**Work required:** Return each entry exactly, omitting nothing.

▽

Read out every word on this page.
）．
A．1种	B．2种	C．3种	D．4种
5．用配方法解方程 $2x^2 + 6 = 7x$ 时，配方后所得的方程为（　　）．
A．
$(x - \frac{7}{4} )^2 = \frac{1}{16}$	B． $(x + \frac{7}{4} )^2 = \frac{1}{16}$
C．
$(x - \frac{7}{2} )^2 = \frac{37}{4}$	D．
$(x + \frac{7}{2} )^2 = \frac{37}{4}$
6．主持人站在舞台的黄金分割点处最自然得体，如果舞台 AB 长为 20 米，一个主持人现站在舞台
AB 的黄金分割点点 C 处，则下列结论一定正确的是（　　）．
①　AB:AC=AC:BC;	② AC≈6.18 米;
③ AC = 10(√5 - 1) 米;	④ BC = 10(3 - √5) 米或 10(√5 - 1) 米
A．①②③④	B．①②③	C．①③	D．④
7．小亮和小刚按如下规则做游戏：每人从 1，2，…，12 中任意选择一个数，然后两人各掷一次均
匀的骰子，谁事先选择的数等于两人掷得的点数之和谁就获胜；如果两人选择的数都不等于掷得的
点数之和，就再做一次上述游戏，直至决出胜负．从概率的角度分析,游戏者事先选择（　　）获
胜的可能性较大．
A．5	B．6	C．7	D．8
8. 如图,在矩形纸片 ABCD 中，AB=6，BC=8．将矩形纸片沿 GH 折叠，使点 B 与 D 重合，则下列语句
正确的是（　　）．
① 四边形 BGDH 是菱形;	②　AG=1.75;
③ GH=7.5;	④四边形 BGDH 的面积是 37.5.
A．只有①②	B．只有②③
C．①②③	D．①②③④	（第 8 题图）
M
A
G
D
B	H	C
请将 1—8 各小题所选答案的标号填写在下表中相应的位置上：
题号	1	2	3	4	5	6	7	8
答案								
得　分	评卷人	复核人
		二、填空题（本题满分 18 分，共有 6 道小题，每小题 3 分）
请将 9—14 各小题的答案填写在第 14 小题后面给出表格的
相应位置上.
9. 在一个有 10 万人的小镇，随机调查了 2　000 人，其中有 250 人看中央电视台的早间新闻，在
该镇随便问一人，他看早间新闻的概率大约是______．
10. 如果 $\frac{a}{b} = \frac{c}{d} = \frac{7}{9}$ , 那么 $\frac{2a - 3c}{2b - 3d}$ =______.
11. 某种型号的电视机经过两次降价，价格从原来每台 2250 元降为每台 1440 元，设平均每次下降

△

**Result of the exercise:**
Read out every word on this page.
）．
A．1种	B．2种	C．3种	D．4种
5．用配方法解方程 $2x^2 + 6 = 7x$ 时，配方后所得的方程为（　　）．
A．
$(x - \frac{7}{4} )^2 = \frac{1}{16}$	B． $(x + \frac{7}{4} )^2 = \frac{1}{16}$
C．
$(x - \frac{7}{2} )^2 = \frac{37}{4}$	D．
$(x + \frac{7}{2} )^2 = \frac{37}{4}$
6．主持人站在舞台的黄金分割点处最自然得体，如果舞台 AB 长为 20 米，一个主持人现站在舞台
AB 的黄金分割点点 C 处，则下列结论一定正确的是（　　）．
①　AB:AC=AC:BC;	② AC≈6.18 米;
③ AC = 10(√5 - 1) 米;	④ BC = 10(3 - √5) 米或 10(√5 - 1) 米
A．①②③④	B．①②③	C．①③	D．④
7．小亮和小刚按如下规则做游戏：每人从 1，2，…，12 中任意选择一个数，然后两人各掷一次均
匀的骰子，谁事先选择的数等于两人掷得的点数之和谁就获胜；如果两人选择的数都不等于掷得的
点数之和，就再做一次上述游戏，直至决出胜负．从概率的角度分析,游戏者事先选择（　　）获
胜的可能性较大．
A．5	B．6	C．7	D．8
8. 如图,在矩形纸片 ABCD 中，AB=6，BC=8．将矩形纸片沿 GH 折叠，使点 B 与 D 重合，则下列语句
正确的是（　　）．
① 四边形 BGDH 是菱形;	②　AG=1.75;
③ GH=7.5;	④四边形 BGDH 的面积是 37.5.
A．只有①②	B．只有②③
C．①②③	D．①②③④	（第 8 题图）
M
A
G
D
B	H	C
请将 1—8 各小题所选答案的标号填写在下表中相应的位置上：
题号	1	2	3	4	5	6	7	8
答案								
得　分	评卷人	复核人
		二、填空题（本题满分 18 分，共有 6 道小题，每小题 3 分）
请将 9—14 各小题的答案填写在第 14 小题后面给出表格的
相应位置上.
9. 在一个有 10 万人的小镇，随机调查了 2　000 人，其中有 250 人看中央电视台的早间新闻，在
该镇随便问一人，他看早间新闻的概率大约是______．
10. 如果 $\frac{a}{b} = \frac{c}{d} = \frac{7}{9}$ , 那么 $\frac{2a - 3c}{2b - 3d}$ =______.
11. 某种型号的电视机经过两次降价，价格从原来每台 2250 元降为每台 1440 元，设平均每次下降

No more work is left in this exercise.